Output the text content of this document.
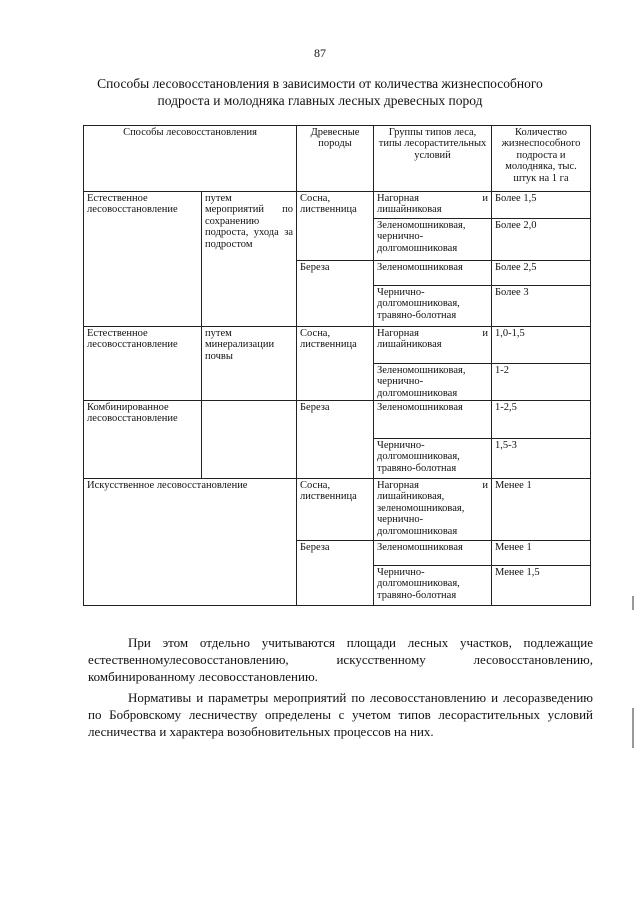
87
Способы лесовосстановления в зависимости от количества жизнеспособного
подроста и молодняка главных лесных древесных пород
Способы лесовосстановления		Древесные породы	Группы типов леса, типы лесорастительных условий	Количество жизнеспособного подроста и молодняка, тыс. штук на 1 га
Естественное лесовосстановление	путем мероприятий по сохранению подроста, ухода за подростом	Сосна, лиственница	Нагорная и лишайниковая	Более 1,5
			Зеленомошниковая, чернично-долгомошниковая	Более 2,0
		Береза	Зеленомошниковая	Более 2,5
			Чернично-долгомошниковая, травяно-болотная	Более 3
Естественное лесовосстановление	путем минерализации почвы	Сосна, лиственница	Нагорная и лишайниковая	1,0-1,5
			Зеленомошниковая, чернично-долгомошниковая	1-2
Комбинированное лесовосстановление		Береза	Зеленомошниковая	1-2,5
			Чернично-долгомошниковая, травяно-болотная	1,5-3
Искусственное лесовосстановление		Сосна, лиственница	Нагорная и лишайниковая, зеленомошниковая, чернично-долгомошниковая	Менее 1
		Береза	Зеленомошниковая	Менее 1
			Чернично-долгомошниковая, травяно-болотная	Менее 1,5
При этом отдельно учитываются площади лесных участков, подлежащие естественномулесовосстановлению, искусственному лесовосстановлению, комбинированному лесовосстановлению.
Нормативы и параметры мероприятий по лесовосстановлению и лесоразведению по Бобровскому лесничеству определены с учетом типов лесорастительных условий лесничества и характера возобновительных процессов на них.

_WRITTEN TASK_: Copy every record character for character. Skip the pictures.

_FULL OUTPUT_:
Output the text content of this document.
87
Способы лесовосстановления в зависимости от количества жизнеспособного
подроста и молодняка главных лесных древесных пород
Способы лесовосстановления		Древесные породы	Группы типов леса, типы лесорастительных условий	Количество жизнеспособного подроста и молодняка, тыс. штук на 1 га
Естественное лесовосстановление	путем мероприятий по сохранению подроста, ухода за подростом	Сосна, лиственница	Нагорная и лишайниковая	Более 1,5
			Зеленомошниковая, чернично-долгомошниковая	Более 2,0
		Береза	Зеленомошниковая	Более 2,5
			Чернично-долгомошниковая, травяно-болотная	Более 3
Естественное лесовосстановление	путем минерализации почвы	Сосна, лиственница	Нагорная и лишайниковая	1,0-1,5
			Зеленомошниковая, чернично-долгомошниковая	1-2
Комбинированное лесовосстановление		Береза	Зеленомошниковая	1-2,5
			Чернично-долгомошниковая, травяно-болотная	1,5-3
Искусственное лесовосстановление		Сосна, лиственница	Нагорная и лишайниковая, зеленомошниковая, чернично-долгомошниковая	Менее 1
		Береза	Зеленомошниковая	Менее 1
			Чернично-долгомошниковая, травяно-болотная	Менее 1,5
При этом отдельно учитываются площади лесных участков, подлежащие естественномулесовосстановлению, искусственному лесовосстановлению, комбинированному лесовосстановлению.
Нормативы и параметры мероприятий по лесовосстановлению и лесоразведению по Бобровскому лесничеству определены с учетом типов лесорастительных условий лесничества и характера возобновительных процессов на них.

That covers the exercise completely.